Work instruction 1
In the mailing list exchange about cmake and cygwin paths, what did the old makefile use to invoke the compiler?
Work instruction 2
List every recommendation Hendrik Sattler gives in the mailing list exchange about cmake and cygwin paths.
Work instruction 3
Continue the mailing list exchange about cmake and cygwin paths from the point where it stops.

Text for analysis
On Thursday 07 May 2009, Thomas Kindler wrote:
> Hendrik Sattler wrote:
> > Zitat von Thomas Kindler <mail+cm...@t-kindler.de>:
> >> cmake tries to use cygwin-style absolute "/home/tkindler.." paths,
> >> which arm-none-eabi-gcc doesn't seem to like (being a native win32
> >> program).
> >>
> >> My old makefile used relative paths to invoke the compiler. How can I
> >> do this in cmake generated makefiles?!
> >>
> >> Prepending "c:/cygwin/" to all paths should also solve the problem.
> >
> > If you have a native compiler, use the native compiled cmake. If you
> > have a compiler/tool that depends on cygwin, use the cygwin-compiled
> > cmake. Living in both worlds (native vs. cygwin) is a major pain. Just
> > don't.

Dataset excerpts
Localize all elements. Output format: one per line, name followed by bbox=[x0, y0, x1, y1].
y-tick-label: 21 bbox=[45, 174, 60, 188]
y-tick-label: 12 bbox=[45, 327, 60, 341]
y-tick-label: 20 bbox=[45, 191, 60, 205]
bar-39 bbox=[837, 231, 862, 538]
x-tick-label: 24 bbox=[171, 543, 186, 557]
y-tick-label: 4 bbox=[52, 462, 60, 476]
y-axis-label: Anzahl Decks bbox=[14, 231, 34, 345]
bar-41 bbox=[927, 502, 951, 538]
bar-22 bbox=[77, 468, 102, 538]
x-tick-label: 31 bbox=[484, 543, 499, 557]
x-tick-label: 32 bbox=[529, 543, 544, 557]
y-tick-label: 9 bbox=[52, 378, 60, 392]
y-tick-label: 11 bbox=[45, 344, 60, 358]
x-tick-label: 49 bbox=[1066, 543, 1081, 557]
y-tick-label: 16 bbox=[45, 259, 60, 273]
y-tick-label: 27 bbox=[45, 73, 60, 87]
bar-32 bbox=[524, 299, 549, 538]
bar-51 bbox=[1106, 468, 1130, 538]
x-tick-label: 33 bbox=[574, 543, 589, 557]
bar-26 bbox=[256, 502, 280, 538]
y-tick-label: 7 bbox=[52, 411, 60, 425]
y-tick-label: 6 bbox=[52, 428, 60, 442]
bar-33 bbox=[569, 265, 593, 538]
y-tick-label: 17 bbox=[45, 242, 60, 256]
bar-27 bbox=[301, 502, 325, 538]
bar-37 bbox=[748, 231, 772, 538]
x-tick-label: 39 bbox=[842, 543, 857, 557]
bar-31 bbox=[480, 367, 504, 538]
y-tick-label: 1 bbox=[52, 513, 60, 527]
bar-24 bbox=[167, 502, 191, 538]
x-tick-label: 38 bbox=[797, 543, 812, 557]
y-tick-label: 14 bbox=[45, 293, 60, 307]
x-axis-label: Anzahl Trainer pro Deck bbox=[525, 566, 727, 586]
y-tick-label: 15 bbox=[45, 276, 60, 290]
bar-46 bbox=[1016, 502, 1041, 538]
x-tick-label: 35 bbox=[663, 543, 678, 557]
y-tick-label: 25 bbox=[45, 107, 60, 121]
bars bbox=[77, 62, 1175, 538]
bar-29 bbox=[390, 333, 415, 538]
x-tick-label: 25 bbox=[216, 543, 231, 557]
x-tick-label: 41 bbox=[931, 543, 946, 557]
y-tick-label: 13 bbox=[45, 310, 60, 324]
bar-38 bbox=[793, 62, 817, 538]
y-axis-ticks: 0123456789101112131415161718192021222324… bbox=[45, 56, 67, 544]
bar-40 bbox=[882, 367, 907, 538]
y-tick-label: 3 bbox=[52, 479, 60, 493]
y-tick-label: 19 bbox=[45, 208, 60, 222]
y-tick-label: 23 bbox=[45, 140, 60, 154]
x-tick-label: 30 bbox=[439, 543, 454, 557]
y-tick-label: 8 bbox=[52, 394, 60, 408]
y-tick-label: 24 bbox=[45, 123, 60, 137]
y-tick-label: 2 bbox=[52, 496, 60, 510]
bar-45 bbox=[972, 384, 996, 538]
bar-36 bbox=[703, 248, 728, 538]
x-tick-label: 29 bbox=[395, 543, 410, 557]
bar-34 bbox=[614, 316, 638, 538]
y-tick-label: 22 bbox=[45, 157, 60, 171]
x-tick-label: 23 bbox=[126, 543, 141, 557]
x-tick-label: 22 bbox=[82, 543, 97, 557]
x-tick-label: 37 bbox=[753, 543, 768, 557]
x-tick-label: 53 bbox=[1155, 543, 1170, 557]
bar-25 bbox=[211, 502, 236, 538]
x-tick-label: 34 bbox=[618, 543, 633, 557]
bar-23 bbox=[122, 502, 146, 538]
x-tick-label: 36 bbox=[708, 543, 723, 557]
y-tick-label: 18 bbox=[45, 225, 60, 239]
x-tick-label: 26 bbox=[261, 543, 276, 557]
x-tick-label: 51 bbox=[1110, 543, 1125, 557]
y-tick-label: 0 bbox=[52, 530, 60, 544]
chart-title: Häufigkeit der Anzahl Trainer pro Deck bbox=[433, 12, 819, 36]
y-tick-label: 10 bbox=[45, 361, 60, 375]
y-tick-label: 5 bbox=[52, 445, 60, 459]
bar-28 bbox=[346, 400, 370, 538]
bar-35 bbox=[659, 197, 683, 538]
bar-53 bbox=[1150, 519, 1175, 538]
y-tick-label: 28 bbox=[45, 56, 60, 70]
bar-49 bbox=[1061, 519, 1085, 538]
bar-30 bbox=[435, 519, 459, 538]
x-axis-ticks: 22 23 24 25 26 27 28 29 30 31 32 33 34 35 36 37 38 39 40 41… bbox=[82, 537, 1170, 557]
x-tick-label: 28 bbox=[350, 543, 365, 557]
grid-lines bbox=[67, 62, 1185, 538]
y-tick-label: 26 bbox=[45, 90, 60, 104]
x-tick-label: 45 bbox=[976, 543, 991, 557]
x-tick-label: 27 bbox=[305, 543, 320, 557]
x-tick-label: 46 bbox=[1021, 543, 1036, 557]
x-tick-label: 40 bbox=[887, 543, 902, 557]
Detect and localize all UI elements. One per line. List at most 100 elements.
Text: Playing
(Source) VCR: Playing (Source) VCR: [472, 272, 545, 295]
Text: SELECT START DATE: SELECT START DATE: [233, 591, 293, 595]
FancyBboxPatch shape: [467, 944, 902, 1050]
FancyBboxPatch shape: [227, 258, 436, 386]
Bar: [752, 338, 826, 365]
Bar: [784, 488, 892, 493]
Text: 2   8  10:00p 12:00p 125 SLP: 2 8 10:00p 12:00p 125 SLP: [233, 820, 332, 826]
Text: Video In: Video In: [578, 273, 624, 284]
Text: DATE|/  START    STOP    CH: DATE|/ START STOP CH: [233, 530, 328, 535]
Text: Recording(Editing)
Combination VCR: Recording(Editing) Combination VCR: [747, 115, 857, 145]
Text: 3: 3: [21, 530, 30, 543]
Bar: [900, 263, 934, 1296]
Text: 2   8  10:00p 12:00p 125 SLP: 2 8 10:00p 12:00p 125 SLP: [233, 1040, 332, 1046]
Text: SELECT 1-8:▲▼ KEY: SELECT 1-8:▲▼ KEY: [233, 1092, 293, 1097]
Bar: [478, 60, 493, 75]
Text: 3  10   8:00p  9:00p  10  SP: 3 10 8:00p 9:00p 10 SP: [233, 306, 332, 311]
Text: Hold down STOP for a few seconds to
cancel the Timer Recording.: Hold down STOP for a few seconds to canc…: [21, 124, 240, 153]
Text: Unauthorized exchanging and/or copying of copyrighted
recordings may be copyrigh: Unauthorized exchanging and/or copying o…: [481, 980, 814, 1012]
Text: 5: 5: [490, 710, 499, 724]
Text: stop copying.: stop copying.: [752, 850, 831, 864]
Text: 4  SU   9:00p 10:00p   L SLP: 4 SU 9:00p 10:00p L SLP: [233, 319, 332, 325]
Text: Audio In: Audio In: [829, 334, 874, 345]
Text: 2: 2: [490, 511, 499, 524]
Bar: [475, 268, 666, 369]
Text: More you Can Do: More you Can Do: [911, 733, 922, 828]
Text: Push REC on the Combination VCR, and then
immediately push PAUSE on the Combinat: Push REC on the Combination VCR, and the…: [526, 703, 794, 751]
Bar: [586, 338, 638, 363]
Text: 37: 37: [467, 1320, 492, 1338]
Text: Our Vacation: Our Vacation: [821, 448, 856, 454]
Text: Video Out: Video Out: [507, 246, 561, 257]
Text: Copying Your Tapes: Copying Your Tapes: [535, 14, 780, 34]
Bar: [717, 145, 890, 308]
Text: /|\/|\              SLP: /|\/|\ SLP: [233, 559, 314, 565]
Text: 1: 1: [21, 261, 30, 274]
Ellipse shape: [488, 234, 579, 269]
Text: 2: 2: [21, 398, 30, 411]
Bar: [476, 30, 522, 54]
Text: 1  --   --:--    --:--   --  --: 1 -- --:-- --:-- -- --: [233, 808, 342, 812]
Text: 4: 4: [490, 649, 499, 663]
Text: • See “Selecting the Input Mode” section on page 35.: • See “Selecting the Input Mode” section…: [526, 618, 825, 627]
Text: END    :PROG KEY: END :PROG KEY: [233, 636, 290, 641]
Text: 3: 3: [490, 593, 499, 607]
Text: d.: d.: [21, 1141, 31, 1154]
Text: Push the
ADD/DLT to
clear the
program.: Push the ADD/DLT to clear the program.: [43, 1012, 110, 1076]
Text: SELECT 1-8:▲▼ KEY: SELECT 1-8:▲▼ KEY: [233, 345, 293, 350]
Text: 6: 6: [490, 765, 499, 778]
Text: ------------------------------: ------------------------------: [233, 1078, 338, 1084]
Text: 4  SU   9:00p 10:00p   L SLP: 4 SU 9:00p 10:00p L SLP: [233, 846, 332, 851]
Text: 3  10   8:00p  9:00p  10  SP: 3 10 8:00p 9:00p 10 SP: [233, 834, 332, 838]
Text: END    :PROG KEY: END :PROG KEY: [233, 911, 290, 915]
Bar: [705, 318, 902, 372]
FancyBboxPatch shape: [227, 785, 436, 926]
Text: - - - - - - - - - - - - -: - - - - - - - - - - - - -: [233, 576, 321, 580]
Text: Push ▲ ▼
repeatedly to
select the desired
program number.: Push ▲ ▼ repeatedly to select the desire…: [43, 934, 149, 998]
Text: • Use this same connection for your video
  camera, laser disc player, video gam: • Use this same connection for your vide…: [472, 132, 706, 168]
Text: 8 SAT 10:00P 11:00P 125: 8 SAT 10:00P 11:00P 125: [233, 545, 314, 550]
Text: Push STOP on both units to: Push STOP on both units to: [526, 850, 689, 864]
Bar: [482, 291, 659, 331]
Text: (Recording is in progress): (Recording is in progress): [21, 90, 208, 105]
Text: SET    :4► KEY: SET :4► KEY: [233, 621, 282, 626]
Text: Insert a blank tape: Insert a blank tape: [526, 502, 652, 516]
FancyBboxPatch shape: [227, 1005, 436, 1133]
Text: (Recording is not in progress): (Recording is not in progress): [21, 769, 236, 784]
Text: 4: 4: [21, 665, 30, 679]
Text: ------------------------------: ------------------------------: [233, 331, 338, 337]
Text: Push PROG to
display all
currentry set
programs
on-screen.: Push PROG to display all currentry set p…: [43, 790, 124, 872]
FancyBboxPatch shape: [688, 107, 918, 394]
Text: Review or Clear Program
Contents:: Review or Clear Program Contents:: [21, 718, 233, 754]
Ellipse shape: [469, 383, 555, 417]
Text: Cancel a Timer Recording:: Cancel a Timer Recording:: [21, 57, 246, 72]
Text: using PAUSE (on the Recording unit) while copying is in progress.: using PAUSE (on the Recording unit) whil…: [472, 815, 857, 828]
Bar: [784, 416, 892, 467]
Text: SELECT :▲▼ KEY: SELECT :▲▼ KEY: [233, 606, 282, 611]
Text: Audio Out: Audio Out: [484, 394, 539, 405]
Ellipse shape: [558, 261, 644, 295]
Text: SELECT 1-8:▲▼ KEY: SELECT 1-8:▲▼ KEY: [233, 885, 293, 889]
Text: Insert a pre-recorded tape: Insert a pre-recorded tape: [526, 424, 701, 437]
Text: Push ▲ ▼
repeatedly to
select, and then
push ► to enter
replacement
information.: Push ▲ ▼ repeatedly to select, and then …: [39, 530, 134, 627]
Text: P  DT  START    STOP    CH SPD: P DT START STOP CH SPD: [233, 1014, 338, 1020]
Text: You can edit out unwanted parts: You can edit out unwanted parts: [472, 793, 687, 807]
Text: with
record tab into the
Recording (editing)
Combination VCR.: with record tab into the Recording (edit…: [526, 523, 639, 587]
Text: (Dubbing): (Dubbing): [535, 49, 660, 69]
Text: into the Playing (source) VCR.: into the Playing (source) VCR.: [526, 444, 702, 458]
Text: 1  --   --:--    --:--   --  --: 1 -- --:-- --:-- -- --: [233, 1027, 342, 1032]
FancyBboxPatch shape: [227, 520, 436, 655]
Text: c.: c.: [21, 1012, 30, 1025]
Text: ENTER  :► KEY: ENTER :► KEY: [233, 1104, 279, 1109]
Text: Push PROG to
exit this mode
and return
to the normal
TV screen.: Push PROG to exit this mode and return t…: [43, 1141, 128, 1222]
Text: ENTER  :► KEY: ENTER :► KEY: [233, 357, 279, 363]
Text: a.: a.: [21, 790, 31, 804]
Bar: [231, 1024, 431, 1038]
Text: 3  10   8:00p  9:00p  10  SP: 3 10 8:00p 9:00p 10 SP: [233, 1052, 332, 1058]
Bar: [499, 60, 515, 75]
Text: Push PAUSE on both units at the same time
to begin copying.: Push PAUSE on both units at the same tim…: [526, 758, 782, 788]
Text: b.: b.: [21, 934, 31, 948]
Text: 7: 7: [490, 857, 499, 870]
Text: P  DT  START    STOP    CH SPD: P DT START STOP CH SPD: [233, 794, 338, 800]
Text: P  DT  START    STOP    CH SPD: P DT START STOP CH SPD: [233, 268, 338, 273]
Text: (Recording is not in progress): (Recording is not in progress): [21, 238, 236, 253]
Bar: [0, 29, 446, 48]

Answer section 1
It used relative paths.

Answer section 2
- With a native compiler, use the natively compiled cmake.
- With a compiler or tool that depends on cygwin, use the cygwin-compiled cmake.
- Don't live in both worlds (native and cygwin).

Answer section 3
>
> Ok.. that part seems to work after installing the native windows cmake.
>
> The resulting binary is still not usable -- cmake inserts an "-fPIC"
> linker flag.
>
>    arm-none-eabi-gcc.exe  -fPIC $(stm32test_OBJECTS)  [..]
>
> How can I switch that off?

This is when you link an executable, right ?
Please have a look at Modules/Platform/gcc.cmake. There this is set for 
CMAKE_SHARED_LIBRARY_CXX_FLAGS and CMAKE_SHARED_LIBRARY_C_FLAGS. Does it go 
away for you if you remove it there ?

> I also need to specify a special linker script for my target. In my
> plain old makefile I just added -Tstm32f10x.ld to my linker command line.
>
> What's the official cmake way to add custom linker flags?!
>
> Adding it to target_link_libraries( .. )  seems to work, but feels wrong.

Yes.
You can do two things: you could use 
LINK_LIBRARIES(-Tstm32f10x.ld)
early enough in your project, then this should be used for all targets when 
they are linked.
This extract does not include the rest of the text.